» **GIVEN PROBLEM**: Each entry below must be repeated word for word.

» **DATA PROVIDED**:
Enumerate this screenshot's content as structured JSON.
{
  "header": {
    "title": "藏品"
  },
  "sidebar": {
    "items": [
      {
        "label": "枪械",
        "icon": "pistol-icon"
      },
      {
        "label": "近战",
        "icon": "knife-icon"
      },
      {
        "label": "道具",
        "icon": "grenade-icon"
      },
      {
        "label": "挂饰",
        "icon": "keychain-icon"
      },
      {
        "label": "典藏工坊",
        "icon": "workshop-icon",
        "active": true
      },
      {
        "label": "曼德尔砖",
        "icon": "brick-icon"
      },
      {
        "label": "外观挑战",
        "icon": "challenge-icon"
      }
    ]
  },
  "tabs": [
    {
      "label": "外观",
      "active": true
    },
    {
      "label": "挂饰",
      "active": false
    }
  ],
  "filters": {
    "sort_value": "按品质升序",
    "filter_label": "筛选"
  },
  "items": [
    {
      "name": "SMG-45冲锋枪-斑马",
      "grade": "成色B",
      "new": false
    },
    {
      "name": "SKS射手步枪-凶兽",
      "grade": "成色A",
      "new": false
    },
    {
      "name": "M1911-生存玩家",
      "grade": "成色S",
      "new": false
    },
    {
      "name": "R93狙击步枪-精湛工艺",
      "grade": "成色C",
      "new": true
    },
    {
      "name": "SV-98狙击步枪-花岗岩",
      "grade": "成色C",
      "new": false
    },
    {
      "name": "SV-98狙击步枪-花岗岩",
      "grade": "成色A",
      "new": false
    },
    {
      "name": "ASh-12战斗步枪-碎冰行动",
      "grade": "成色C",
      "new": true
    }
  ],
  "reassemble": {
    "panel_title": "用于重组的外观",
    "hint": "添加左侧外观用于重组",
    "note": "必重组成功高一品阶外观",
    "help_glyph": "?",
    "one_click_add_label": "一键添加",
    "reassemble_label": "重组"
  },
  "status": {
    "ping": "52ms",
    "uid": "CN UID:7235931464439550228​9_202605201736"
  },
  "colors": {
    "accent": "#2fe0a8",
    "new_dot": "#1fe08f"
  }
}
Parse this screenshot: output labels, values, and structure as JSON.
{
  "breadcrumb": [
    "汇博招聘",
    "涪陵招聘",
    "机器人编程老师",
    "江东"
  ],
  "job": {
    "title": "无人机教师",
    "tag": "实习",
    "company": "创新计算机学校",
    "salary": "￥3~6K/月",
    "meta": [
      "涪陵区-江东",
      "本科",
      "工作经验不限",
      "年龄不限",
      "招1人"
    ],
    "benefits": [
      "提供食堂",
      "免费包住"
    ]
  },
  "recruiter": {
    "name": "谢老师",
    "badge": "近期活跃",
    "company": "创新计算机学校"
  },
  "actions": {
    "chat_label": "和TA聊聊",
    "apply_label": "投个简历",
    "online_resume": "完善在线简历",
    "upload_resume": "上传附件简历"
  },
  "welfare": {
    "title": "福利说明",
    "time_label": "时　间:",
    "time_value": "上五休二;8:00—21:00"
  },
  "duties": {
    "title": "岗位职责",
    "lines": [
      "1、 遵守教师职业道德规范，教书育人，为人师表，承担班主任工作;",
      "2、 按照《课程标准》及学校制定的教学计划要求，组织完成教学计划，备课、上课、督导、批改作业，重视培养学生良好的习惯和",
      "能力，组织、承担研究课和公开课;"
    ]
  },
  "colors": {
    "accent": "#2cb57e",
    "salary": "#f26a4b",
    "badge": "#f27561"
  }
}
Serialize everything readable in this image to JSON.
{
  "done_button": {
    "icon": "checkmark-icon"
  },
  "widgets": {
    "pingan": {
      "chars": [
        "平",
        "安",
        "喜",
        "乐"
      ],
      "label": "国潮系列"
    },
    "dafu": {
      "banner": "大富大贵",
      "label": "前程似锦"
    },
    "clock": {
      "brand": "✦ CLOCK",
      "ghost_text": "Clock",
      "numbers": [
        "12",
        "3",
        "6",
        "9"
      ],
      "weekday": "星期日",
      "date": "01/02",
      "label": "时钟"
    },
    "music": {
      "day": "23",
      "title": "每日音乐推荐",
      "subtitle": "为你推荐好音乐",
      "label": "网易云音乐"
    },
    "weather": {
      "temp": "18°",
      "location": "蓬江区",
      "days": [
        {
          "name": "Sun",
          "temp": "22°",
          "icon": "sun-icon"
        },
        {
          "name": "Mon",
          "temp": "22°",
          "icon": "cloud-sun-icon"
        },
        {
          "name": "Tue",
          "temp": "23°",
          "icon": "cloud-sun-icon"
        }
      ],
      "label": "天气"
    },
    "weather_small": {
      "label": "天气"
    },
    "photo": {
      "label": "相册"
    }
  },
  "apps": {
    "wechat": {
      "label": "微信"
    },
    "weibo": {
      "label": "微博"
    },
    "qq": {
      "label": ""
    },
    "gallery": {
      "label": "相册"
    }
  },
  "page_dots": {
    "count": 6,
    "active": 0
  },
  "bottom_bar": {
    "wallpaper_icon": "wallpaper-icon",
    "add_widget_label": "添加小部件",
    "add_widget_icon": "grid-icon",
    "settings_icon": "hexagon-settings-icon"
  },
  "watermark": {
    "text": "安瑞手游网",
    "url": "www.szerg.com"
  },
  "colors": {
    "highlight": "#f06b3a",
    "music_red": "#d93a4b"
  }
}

» **THE RESPONSE**:
Enumerate this screenshot's content as structured JSON.
{
  "header": {
    "title": "藏品"
  },
  "sidebar": {
    "items": [
      {
        "label": "枪械",
        "icon": "pistol-icon"
      },
      {
        "label": "近战",
        "icon": "knife-icon"
      },
      {
        "label": "道具",
        "icon": "grenade-icon"
      },
      {
        "label": "挂饰",
        "icon": "keychain-icon"
      },
      {
        "label": "典藏工坊",
        "icon": "workshop-icon",
        "active": true
      },
      {
        "label": "曼德尔砖",
        "icon": "brick-icon"
      },
      {
        "label": "外观挑战",
        "icon": "challenge-icon"
      }
    ]
  },
  "tabs": [
    {
      "label": "外观",
      "active": true
    },
    {
      "label": "挂饰",
      "active": false
    }
  ],
  "filters": {
    "sort_value": "按品质升序",
    "filter_label": "筛选"
  },
  "items": [
    {
      "name": "SMG-45冲锋枪-斑马",
      "grade": "成色B",
      "new": false
    },
    {
      "name": "SKS射手步枪-凶兽",
      "grade": "成色A",
      "new": false
    },
    {
      "name": "M1911-生存玩家",
      "grade": "成色S",
      "new": false
    },
    {
      "name": "R93狙击步枪-精湛工艺",
      "grade": "成色C",
      "new": true
    },
    {
      "name": "SV-98狙击步枪-花岗岩",
      "grade": "成色C",
      "new": false
    },
    {
      "name": "SV-98狙击步枪-花岗岩",
      "grade": "成色A",
      "new": false
    },
    {
      "name": "ASh-12战斗步枪-碎冰行动",
      "grade": "成色C",
      "new": true
    }
  ],
  "reassemble": {
    "panel_title": "用于重组的外观",
    "hint": "添加左侧外观用于重组",
    "note": "必重组成功高一品阶外观",
    "help_glyph": "?",
    "one_click_add_label": "一键添加",
    "reassemble_label": "重组"
  },
  "status": {
    "ping": "52ms",
    "uid": "CN UID:7235931464439550228​9_202605201736"
  },
  "colors": {
    "accent": "#2fe0a8",
    "new_dot": "#1fe08f"
  }
}
Parse this screenshot: output labels, values, and structure as JSON.
{
  "breadcrumb": [
    "汇博招聘",
    "涪陵招聘",
    "机器人编程老师",
    "江东"
  ],
  "job": {
    "title": "无人机教师",
    "tag": "实习",
    "company": "创新计算机学校",
    "salary": "￥3~6K/月",
    "meta": [
      "涪陵区-江东",
      "本科",
      "工作经验不限",
      "年龄不限",
      "招1人"
    ],
    "benefits": [
      "提供食堂",
      "免费包住"
    ]
  },
  "recruiter": {
    "name": "谢老师",
    "badge": "近期活跃",
    "company": "创新计算机学校"
  },
  "actions": {
    "chat_label": "和TA聊聊",
    "apply_label": "投个简历",
    "online_resume": "完善在线简历",
    "upload_resume": "上传附件简历"
  },
  "welfare": {
    "title": "福利说明",
    "time_label": "时　间:",
    "time_value": "上五休二;8:00—21:00"
  },
  "duties": {
    "title": "岗位职责",
    "lines": [
      "1、 遵守教师职业道德规范，教书育人，为人师表，承担班主任工作;",
      "2、 按照《课程标准》及学校制定的教学计划要求，组织完成教学计划，备课、上课、督导、批改作业，重视培养学生良好的习惯和",
      "能力，组织、承担研究课和公开课;"
    ]
  },
  "colors": {
    "accent": "#2cb57e",
    "salary": "#f26a4b",
    "badge": "#f27561"
  }
}
Serialize everything readable in this image to JSON.
{
  "done_button": {
    "icon": "checkmark-icon"
  },
  "widgets": {
    "pingan": {
      "chars": [
        "平",
        "安",
        "喜",
        "乐"
      ],
      "label": "国潮系列"
    },
    "dafu": {
      "banner": "大富大贵",
      "label": "前程似锦"
    },
    "clock": {
      "brand": "✦ CLOCK",
      "ghost_text": "Clock",
      "numbers": [
        "12",
        "3",
        "6",
        "9"
      ],
      "weekday": "星期日",
      "date": "01/02",
      "label": "时钟"
    },
    "music": {
      "day": "23",
      "title": "每日音乐推荐",
      "subtitle": "为你推荐好音乐",
      "label": "网易云音乐"
    },
    "weather": {
      "temp": "18°",
      "location": "蓬江区",
      "days": [
        {
          "name": "Sun",
          "temp": "22°",
          "icon": "sun-icon"
        },
        {
          "name": "Mon",
          "temp": "22°",
          "icon": "cloud-sun-icon"
        },
        {
          "name": "Tue",
          "temp": "23°",
          "icon": "cloud-sun-icon"
        }
      ],
      "label": "天气"
    },
    "weather_small": {
      "label": "天气"
    },
    "photo": {
      "label": "相册"
    }
  },
  "apps": {
    "wechat": {
      "label": "微信"
    },
    "weibo": {
      "label": "微博"
    },
    "qq": {
      "label": ""
    },
    "gallery": {
      "label": "相册"
    }
  },
  "page_dots": {
    "count": 6,
    "active": 0
  },
  "bottom_bar": {
    "wallpaper_icon": "wallpaper-icon",
    "add_widget_label": "添加小部件",
    "add_widget_icon": "grid-icon",
    "settings_icon": "hexagon-settings-icon"
  },
  "watermark": {
    "text": "安瑞手游网",
    "url": "www.szerg.com"
  },
  "colors": {
    "highlight": "#f06b3a",
    "music_red": "#d93a4b"
  }
}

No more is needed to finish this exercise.